##### The records

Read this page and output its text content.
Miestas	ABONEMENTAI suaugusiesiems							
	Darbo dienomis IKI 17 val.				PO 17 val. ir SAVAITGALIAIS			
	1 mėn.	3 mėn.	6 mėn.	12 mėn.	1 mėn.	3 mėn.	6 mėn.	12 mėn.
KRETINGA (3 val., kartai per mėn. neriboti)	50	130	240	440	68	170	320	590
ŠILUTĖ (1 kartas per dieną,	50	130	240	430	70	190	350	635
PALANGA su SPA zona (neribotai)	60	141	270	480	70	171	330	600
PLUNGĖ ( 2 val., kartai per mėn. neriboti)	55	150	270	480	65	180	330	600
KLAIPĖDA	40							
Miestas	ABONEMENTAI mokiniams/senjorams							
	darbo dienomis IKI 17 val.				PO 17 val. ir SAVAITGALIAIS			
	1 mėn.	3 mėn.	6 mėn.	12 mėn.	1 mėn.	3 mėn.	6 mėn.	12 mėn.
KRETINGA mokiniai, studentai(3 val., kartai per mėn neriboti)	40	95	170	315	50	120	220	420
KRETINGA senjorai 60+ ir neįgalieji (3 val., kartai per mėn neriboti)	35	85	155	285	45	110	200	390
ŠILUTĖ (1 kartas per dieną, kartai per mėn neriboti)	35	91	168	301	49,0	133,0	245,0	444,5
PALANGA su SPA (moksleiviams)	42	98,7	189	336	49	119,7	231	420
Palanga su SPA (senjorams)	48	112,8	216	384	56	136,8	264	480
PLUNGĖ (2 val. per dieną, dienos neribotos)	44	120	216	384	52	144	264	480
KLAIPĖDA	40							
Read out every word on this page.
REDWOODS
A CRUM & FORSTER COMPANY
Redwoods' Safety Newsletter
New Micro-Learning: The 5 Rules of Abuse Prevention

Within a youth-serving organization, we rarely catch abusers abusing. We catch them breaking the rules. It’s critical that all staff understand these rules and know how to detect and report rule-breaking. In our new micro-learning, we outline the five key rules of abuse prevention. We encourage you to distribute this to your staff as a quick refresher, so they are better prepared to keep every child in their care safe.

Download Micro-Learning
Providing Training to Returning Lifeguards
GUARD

##########

■ **Problem details**: Copy each line above containing the string "kartas".

■ **Answer to the task**:
ŠILUTĖ (1 kartas per dieną,	50	130	240	430	70	190	350	635
ŠILUTĖ (1 kartas per dieną, kartai per mėn neriboti)	35	91	168	301	49,0	133,0	245,0	444,5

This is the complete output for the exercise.